Collect all lines from the listing that include the string "están".

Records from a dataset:

----------------------------------------

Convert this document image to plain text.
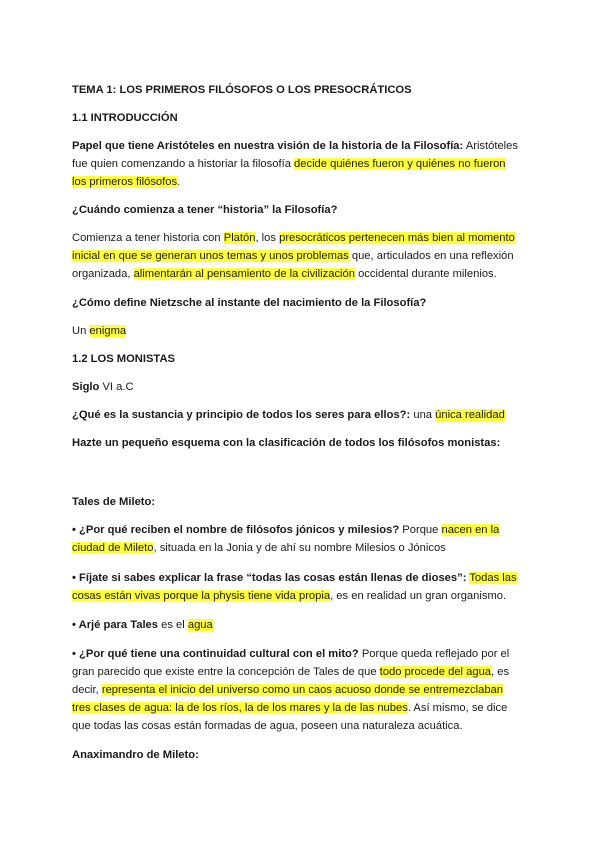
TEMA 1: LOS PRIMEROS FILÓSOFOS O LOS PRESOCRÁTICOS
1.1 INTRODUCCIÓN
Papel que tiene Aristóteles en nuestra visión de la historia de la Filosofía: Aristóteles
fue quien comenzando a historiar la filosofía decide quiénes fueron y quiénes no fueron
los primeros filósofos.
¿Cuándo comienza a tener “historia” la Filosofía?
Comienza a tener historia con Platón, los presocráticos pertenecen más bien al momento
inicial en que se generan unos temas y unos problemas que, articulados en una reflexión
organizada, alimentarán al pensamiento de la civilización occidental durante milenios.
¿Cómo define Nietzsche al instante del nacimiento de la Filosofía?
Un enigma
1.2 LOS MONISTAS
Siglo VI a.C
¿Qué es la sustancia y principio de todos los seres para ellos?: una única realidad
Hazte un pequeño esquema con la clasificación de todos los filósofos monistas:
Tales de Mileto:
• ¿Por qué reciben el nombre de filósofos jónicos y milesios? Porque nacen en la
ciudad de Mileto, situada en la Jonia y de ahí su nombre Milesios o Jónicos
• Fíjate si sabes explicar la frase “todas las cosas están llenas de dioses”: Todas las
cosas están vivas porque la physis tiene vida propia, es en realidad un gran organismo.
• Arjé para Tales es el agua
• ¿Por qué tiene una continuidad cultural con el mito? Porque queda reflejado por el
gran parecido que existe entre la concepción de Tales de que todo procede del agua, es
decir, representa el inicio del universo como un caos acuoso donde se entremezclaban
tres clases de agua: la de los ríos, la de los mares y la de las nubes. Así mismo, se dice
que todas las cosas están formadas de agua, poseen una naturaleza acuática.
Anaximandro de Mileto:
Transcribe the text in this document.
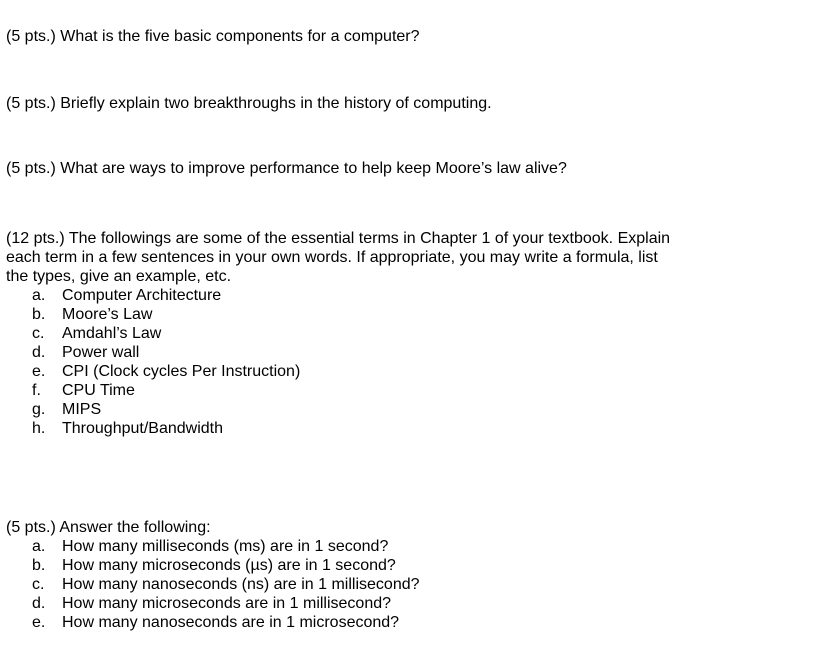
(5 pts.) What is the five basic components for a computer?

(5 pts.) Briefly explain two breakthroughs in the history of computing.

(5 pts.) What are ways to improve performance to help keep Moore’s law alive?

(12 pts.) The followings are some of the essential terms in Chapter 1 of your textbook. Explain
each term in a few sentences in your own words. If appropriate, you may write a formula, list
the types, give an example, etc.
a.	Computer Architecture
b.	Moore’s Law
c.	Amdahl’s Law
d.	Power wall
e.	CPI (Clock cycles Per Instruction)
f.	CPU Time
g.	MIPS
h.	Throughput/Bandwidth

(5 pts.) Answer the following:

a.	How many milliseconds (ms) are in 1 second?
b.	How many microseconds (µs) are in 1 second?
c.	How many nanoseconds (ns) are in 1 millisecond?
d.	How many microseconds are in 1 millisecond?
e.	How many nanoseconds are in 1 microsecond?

----------------------------------------

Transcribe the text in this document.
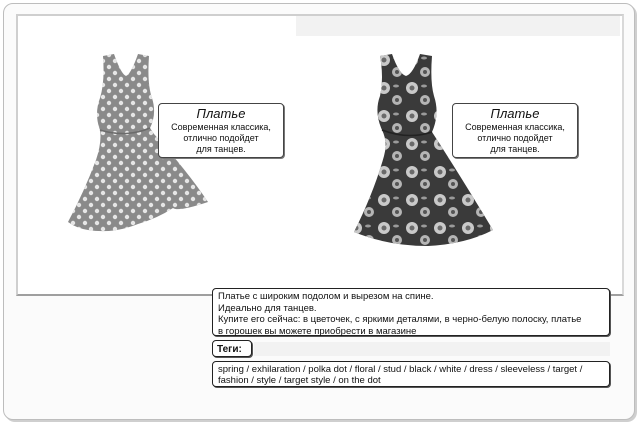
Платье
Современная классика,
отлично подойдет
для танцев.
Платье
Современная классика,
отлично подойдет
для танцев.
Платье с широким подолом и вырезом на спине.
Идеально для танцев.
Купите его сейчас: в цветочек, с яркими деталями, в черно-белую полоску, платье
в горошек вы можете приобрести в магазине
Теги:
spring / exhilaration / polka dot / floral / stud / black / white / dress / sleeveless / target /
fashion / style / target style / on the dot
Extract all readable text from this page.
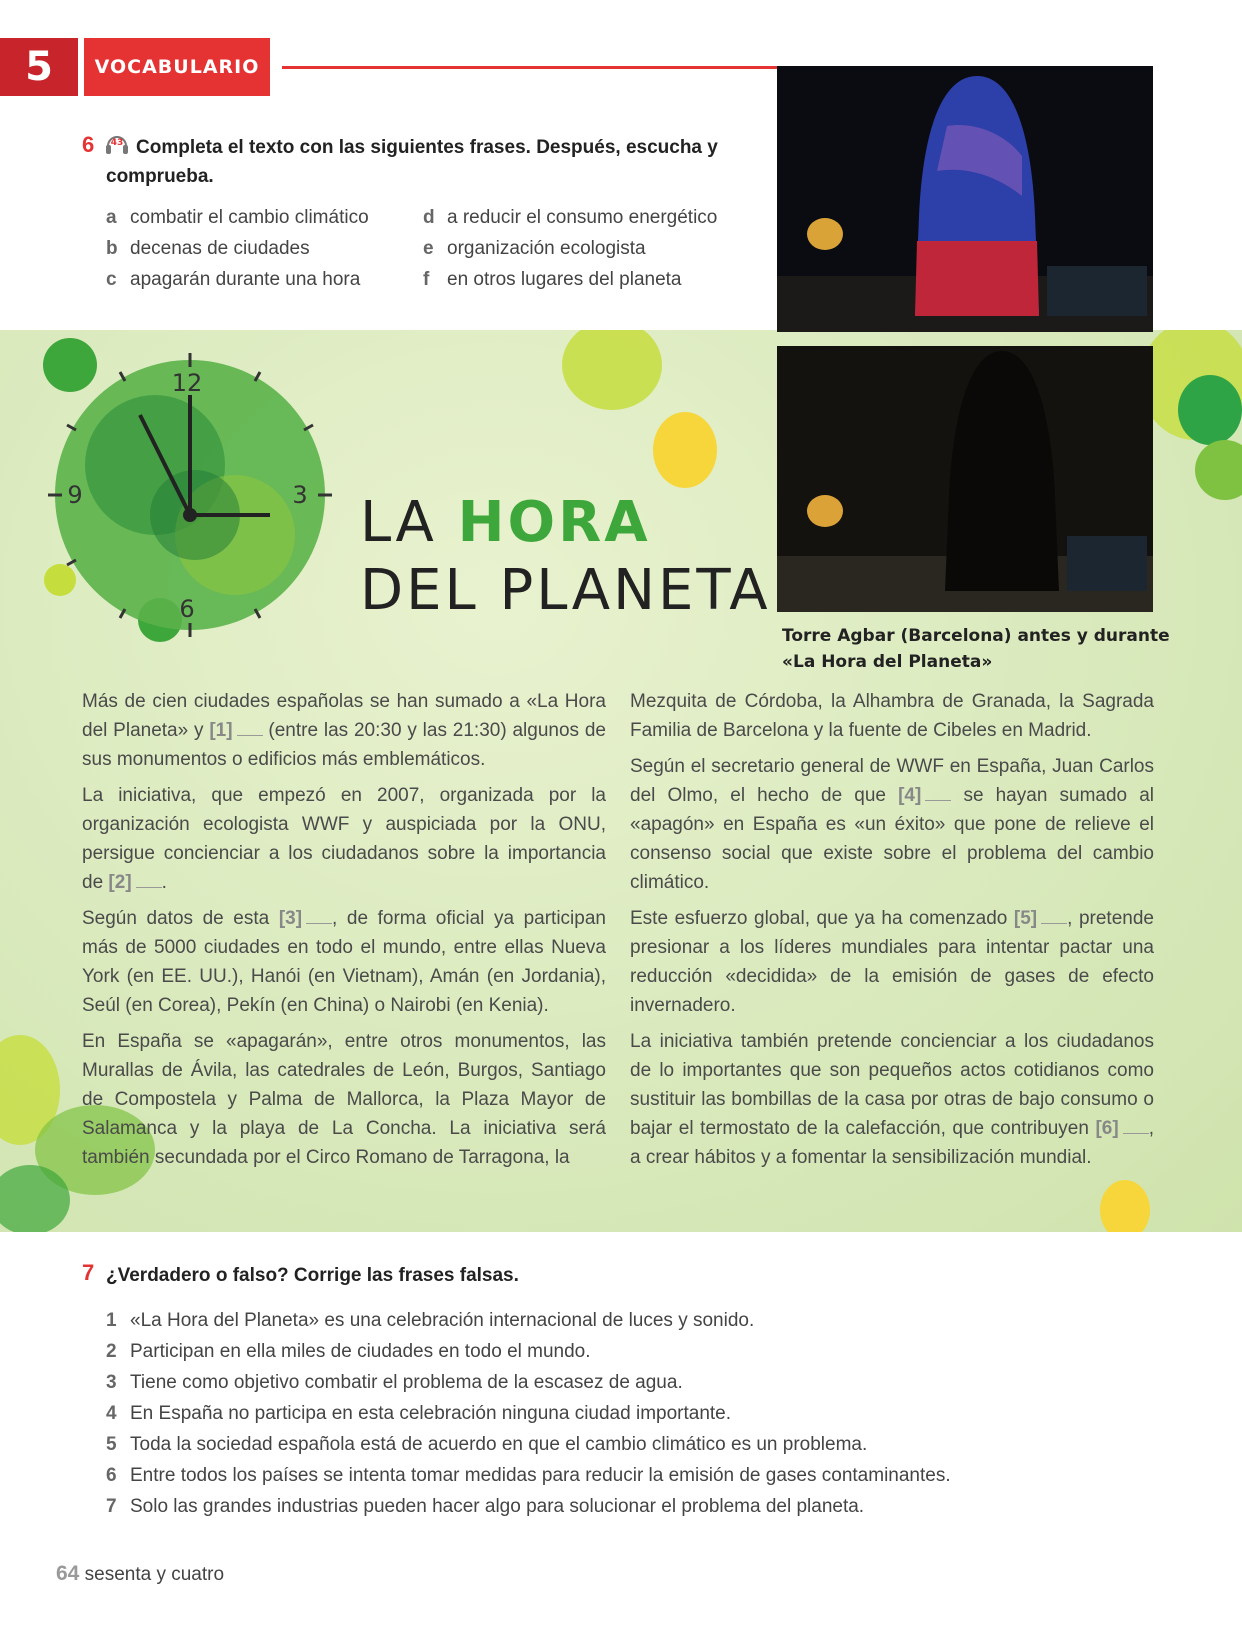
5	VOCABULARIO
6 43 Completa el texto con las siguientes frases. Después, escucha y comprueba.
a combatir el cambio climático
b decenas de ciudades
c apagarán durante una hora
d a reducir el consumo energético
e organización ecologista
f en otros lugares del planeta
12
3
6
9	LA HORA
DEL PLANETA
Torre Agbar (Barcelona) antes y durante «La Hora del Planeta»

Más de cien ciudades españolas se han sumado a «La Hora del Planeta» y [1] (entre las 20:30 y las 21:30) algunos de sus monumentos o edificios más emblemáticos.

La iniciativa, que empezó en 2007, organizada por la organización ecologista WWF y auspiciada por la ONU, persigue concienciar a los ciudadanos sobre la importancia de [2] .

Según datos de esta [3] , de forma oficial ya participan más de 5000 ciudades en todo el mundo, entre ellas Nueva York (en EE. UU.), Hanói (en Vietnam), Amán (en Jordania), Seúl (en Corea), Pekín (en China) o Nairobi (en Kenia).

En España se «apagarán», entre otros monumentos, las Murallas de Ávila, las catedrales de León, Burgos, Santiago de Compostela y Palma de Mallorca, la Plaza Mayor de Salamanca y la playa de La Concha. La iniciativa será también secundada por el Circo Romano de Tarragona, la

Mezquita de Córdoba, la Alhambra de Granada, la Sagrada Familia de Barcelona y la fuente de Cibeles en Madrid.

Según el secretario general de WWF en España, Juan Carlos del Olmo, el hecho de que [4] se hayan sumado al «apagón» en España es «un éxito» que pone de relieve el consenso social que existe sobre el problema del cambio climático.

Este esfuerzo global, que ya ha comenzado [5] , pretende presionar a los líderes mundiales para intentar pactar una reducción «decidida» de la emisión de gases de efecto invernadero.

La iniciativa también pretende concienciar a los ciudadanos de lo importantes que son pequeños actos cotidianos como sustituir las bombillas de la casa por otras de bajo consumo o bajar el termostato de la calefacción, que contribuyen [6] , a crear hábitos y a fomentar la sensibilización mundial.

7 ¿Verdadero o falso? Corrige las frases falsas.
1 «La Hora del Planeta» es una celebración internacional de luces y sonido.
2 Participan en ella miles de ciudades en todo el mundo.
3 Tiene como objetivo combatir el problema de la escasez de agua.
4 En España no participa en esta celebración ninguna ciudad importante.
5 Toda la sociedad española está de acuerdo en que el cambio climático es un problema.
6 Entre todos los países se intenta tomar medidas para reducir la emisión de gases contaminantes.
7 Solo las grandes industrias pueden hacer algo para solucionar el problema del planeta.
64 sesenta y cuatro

----------------------------------------

## Solution for this exercise
• Fíjate si sabes explicar la frase “todas las cosas están llenas de dioses”: Todas las
cosas están vivas porque la physis tiene vida propia, es en realidad un gran organismo.
que todas las cosas están formadas de agua, poseen una naturaleza acuática.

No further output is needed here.